WRITTEN INSTRUCTION> Write down every entry below once more, exactly.

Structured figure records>
------------------------------------------------
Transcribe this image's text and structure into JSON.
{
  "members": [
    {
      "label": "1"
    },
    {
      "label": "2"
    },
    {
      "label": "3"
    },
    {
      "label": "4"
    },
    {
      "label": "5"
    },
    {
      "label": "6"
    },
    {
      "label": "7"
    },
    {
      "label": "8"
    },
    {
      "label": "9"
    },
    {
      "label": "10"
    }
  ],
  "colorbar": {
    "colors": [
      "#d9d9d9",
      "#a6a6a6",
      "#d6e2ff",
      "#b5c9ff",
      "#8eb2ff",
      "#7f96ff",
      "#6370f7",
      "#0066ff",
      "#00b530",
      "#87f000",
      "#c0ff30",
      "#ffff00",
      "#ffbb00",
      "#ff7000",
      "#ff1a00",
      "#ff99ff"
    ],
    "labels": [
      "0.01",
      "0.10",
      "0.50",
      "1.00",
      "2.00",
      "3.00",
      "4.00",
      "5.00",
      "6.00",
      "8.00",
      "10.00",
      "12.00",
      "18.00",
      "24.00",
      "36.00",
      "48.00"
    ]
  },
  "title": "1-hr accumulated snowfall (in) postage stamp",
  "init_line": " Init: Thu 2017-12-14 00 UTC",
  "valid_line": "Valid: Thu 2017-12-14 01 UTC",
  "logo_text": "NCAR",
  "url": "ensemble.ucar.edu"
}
------------------------------------------------
FULL OUTPUT>
Transcribe this image's text and structure into JSON.
{
  "members": [
    {
      "label": "1"
    },
    {
      "label": "2"
    },
    {
      "label": "3"
    },
    {
      "label": "4"
    },
    {
      "label": "5"
    },
    {
      "label": "6"
    },
    {
      "label": "7"
    },
    {
      "label": "8"
    },
    {
      "label": "9"
    },
    {
      "label": "10"
    }
  ],
  "colorbar": {
    "colors": [
      "#d9d9d9",
      "#a6a6a6",
      "#d6e2ff",
      "#b5c9ff",
      "#8eb2ff",
      "#7f96ff",
      "#6370f7",
      "#0066ff",
      "#00b530",
      "#87f000",
      "#c0ff30",
      "#ffff00",
      "#ffbb00",
      "#ff7000",
      "#ff1a00",
      "#ff99ff"
    ],
    "labels": [
      "0.01",
      "0.10",
      "0.50",
      "1.00",
      "2.00",
      "3.00",
      "4.00",
      "5.00",
      "6.00",
      "8.00",
      "10.00",
      "12.00",
      "18.00",
      "24.00",
      "36.00",
      "48.00"
    ]
  },
  "title": "1-hr accumulated snowfall (in) postage stamp",
  "init_line": " Init: Thu 2017-12-14 00 UTC",
  "valid_line": "Valid: Thu 2017-12-14 01 UTC",
  "logo_text": "NCAR",
  "url": "ensemble.ucar.edu"
}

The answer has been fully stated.